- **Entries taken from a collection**
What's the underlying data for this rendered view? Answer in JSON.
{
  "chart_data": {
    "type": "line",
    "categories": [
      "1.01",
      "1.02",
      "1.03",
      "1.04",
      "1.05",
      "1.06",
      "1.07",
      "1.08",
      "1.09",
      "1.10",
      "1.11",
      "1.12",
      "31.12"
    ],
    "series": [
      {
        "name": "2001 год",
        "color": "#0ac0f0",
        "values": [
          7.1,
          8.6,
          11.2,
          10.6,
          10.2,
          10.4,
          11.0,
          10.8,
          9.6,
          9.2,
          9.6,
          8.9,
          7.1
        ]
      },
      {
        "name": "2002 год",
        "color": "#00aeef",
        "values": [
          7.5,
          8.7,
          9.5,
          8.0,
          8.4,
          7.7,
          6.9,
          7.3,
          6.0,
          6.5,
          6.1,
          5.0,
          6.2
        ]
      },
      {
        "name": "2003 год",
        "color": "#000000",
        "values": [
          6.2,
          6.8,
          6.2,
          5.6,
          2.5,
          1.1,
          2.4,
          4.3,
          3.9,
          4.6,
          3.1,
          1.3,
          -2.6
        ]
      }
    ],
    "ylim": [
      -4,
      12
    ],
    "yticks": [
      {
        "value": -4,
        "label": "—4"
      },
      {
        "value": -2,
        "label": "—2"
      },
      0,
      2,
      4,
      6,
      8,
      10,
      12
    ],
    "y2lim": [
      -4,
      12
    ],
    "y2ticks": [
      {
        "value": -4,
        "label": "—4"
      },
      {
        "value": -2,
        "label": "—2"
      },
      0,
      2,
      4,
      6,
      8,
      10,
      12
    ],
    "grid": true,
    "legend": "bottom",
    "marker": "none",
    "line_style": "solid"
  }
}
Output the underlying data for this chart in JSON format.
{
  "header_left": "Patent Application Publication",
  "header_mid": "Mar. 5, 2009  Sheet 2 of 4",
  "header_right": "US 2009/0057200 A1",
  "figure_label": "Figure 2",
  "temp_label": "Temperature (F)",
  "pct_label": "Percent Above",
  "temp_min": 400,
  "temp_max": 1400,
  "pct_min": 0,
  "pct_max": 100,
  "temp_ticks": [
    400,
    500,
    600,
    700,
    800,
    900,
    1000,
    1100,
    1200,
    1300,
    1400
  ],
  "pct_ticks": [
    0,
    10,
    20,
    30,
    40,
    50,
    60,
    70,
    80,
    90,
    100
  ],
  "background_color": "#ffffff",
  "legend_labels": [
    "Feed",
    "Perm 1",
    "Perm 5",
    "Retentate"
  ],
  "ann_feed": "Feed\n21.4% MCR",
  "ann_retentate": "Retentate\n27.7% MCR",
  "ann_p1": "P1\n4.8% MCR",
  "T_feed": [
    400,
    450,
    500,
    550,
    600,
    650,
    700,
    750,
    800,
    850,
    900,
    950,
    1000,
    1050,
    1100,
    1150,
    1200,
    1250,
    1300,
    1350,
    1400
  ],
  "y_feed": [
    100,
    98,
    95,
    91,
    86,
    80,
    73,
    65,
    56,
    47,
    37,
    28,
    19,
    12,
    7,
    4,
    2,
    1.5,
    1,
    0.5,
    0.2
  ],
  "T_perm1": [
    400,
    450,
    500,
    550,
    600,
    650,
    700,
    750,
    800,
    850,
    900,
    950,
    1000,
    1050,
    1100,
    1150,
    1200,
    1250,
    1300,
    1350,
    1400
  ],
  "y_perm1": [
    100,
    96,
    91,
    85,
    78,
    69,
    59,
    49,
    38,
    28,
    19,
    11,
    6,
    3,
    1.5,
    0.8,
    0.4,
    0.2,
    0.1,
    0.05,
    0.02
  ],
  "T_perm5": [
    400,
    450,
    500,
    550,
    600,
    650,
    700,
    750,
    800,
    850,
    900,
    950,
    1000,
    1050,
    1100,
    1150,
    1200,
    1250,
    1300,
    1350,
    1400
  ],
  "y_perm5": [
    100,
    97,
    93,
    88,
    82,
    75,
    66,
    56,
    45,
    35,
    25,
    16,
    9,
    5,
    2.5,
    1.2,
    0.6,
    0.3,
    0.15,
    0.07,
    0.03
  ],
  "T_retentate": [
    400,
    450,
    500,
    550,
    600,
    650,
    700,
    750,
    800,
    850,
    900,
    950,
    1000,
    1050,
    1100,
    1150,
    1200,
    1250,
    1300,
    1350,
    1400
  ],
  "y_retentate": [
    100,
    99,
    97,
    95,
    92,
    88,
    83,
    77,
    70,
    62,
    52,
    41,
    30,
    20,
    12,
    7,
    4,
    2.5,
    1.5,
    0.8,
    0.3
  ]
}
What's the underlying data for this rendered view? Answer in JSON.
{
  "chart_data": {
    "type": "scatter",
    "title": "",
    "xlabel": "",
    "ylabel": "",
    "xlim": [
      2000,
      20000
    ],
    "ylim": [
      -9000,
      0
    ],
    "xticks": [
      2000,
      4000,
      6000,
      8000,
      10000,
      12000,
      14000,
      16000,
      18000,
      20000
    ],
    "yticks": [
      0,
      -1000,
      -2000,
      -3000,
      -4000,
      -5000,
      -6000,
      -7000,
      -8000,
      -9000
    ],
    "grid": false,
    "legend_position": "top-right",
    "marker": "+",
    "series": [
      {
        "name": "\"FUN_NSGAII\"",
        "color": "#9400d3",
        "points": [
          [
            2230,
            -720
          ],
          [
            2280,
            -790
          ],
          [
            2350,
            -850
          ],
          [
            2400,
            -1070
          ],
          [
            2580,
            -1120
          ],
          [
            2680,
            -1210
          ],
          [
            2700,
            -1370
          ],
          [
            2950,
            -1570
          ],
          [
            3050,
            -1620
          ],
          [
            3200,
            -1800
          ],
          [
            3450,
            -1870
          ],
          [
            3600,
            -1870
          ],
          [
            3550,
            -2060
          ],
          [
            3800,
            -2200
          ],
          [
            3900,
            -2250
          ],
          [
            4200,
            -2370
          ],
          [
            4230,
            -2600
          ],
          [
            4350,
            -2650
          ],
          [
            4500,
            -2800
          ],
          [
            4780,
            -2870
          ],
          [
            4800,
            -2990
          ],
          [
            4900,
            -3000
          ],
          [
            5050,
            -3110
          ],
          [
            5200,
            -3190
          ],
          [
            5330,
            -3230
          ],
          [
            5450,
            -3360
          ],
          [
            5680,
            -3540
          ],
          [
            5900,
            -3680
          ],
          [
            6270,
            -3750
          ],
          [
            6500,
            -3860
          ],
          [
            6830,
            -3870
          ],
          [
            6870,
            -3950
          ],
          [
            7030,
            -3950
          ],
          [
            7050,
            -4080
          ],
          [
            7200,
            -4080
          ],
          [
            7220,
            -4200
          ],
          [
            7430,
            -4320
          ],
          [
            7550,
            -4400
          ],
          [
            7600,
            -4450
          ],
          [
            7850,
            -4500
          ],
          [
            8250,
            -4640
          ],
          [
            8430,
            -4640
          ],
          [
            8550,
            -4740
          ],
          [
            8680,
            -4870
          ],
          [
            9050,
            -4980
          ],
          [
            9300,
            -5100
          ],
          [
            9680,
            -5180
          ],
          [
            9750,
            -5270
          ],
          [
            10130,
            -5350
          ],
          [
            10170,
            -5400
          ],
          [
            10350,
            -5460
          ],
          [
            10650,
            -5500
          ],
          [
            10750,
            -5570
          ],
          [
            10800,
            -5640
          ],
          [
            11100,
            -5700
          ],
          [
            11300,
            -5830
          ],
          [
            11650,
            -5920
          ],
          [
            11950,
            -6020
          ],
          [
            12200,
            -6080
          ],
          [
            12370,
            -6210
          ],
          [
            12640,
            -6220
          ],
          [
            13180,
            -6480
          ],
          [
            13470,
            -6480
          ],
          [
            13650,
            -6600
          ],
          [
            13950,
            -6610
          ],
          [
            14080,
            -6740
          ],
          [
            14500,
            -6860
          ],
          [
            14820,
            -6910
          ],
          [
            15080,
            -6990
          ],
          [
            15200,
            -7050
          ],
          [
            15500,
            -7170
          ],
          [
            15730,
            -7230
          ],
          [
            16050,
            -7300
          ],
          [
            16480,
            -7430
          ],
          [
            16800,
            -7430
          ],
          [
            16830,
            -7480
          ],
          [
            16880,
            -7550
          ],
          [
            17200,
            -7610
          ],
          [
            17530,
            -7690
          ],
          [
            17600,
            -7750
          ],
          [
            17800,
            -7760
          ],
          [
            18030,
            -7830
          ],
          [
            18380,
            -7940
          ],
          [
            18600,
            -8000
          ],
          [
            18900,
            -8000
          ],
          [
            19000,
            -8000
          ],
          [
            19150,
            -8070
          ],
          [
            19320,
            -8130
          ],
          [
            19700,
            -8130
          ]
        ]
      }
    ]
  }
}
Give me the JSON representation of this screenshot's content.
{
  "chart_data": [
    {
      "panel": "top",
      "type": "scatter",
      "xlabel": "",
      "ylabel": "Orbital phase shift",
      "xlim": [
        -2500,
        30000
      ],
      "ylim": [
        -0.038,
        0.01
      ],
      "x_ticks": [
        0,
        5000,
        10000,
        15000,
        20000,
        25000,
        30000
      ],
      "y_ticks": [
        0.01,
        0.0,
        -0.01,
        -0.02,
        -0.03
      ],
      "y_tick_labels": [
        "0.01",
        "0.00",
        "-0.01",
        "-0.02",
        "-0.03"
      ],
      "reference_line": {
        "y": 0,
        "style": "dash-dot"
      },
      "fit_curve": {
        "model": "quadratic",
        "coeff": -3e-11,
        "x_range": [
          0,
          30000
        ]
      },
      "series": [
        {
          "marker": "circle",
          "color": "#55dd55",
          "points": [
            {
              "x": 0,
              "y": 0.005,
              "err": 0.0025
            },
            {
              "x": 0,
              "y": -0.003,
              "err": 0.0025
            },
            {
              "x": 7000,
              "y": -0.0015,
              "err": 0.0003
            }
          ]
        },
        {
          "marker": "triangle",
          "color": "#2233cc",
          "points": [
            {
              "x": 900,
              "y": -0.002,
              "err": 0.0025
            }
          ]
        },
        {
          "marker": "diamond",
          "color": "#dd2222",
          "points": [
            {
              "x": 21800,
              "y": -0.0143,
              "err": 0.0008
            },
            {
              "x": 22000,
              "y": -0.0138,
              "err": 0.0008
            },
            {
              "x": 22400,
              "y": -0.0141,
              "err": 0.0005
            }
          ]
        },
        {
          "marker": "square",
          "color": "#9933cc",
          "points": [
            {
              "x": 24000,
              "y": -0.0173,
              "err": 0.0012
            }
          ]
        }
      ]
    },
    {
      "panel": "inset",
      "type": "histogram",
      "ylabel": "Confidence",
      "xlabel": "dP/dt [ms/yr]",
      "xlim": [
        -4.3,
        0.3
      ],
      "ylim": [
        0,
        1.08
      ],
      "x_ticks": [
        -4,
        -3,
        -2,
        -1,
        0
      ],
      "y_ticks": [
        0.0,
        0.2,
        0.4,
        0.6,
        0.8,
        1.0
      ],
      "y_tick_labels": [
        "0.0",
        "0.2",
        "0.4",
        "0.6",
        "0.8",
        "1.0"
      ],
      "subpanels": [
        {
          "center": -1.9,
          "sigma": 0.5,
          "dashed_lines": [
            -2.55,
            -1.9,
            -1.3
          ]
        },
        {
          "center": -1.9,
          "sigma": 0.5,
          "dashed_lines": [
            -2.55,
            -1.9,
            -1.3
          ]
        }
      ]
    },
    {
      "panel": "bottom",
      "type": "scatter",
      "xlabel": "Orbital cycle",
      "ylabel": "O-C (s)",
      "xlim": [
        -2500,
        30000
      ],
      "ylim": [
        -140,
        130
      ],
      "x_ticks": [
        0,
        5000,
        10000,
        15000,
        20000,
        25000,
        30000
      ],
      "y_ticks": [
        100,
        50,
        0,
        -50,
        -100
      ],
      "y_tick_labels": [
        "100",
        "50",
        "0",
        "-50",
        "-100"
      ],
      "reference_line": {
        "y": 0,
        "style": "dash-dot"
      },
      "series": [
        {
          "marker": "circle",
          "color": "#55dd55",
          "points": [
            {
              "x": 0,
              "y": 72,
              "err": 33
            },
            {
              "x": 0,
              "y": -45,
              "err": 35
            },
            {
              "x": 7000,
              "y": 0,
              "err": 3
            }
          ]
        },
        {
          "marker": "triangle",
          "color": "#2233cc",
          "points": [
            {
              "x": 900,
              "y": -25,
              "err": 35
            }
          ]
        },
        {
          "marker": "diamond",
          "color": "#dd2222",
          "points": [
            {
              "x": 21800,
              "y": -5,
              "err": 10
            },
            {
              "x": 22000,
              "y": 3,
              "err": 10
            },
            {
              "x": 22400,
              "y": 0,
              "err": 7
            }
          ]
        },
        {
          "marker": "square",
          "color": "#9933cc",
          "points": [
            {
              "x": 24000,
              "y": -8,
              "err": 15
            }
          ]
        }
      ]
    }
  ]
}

- **WHAT THIS TASK INVOLVES**
Find the lines above that include the string "ylabel" and copy them.

- **TASK RESULT**
    "ylabel": "",
      "ylabel": "Orbital phase shift",
      "ylabel": "Confidence",
      "ylabel": "O-C (s)",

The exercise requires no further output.